>> START

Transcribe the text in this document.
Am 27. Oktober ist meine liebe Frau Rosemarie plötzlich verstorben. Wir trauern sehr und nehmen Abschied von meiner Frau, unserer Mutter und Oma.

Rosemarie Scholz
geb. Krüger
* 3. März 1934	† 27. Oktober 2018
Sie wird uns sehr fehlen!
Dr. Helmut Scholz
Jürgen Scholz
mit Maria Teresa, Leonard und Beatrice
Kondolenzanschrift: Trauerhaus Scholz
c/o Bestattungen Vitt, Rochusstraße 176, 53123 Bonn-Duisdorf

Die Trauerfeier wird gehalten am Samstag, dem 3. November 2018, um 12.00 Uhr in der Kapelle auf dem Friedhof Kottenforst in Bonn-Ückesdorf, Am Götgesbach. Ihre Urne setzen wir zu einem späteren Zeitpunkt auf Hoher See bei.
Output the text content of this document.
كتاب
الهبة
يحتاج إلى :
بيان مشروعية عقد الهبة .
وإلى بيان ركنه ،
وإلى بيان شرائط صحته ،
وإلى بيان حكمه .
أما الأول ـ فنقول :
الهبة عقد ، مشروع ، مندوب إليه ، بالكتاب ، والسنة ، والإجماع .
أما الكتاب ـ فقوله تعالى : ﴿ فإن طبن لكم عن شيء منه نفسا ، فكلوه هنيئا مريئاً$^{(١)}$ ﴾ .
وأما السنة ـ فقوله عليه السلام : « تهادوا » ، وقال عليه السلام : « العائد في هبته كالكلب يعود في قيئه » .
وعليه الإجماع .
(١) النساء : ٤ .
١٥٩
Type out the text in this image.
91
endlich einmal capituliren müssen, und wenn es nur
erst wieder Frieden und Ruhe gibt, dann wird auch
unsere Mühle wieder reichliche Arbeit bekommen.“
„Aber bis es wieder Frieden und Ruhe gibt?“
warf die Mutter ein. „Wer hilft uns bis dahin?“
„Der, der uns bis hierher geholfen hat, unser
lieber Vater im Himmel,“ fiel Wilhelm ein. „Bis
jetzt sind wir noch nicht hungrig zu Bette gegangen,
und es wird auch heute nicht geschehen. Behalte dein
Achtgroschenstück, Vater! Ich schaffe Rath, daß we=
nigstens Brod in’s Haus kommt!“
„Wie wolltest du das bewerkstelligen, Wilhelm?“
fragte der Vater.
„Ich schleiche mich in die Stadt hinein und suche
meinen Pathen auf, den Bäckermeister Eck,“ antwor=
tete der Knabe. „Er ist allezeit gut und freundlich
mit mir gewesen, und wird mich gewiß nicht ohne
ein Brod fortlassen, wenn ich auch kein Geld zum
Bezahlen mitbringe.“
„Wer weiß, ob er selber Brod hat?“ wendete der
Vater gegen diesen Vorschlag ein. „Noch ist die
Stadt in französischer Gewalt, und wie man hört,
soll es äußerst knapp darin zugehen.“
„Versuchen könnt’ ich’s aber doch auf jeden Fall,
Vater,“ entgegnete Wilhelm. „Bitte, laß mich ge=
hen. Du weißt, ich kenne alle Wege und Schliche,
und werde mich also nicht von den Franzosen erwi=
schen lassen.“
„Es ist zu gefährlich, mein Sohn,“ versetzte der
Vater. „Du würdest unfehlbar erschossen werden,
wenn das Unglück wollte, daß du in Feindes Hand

>> END

Only the lines from the one that contains "Type out the text in this image." to the end of the entries above should be given again, exactly and in full.

Type out the text in this image.
91
endlich einmal capituliren müssen, und wenn es nur
erst wieder Frieden und Ruhe gibt, dann wird auch
unsere Mühle wieder reichliche Arbeit bekommen.“
„Aber bis es wieder Frieden und Ruhe gibt?“
warf die Mutter ein. „Wer hilft uns bis dahin?“
„Der, der uns bis hierher geholfen hat, unser
lieber Vater im Himmel,“ fiel Wilhelm ein. „Bis
jetzt sind wir noch nicht hungrig zu Bette gegangen,
und es wird auch heute nicht geschehen. Behalte dein
Achtgroschenstück, Vater! Ich schaffe Rath, daß we=
nigstens Brod in’s Haus kommt!“
„Wie wolltest du das bewerkstelligen, Wilhelm?“
fragte der Vater.
„Ich schleiche mich in die Stadt hinein und suche
meinen Pathen auf, den Bäckermeister Eck,“ antwor=
tete der Knabe. „Er ist allezeit gut und freundlich
mit mir gewesen, und wird mich gewiß nicht ohne
ein Brod fortlassen, wenn ich auch kein Geld zum
Bezahlen mitbringe.“
„Wer weiß, ob er selber Brod hat?“ wendete der
Vater gegen diesen Vorschlag ein. „Noch ist die
Stadt in französischer Gewalt, und wie man hört,
soll es äußerst knapp darin zugehen.“
„Versuchen könnt’ ich’s aber doch auf jeden Fall,
Vater,“ entgegnete Wilhelm. „Bitte, laß mich ge=
hen. Du weißt, ich kenne alle Wege und Schliche,
und werde mich also nicht von den Franzosen erwi=
schen lassen.“
„Es ist zu gefährlich, mein Sohn,“ versetzte der
Vater. „Du würdest unfehlbar erschossen werden,
wenn das Unglück wollte, daß du in Feindes Hand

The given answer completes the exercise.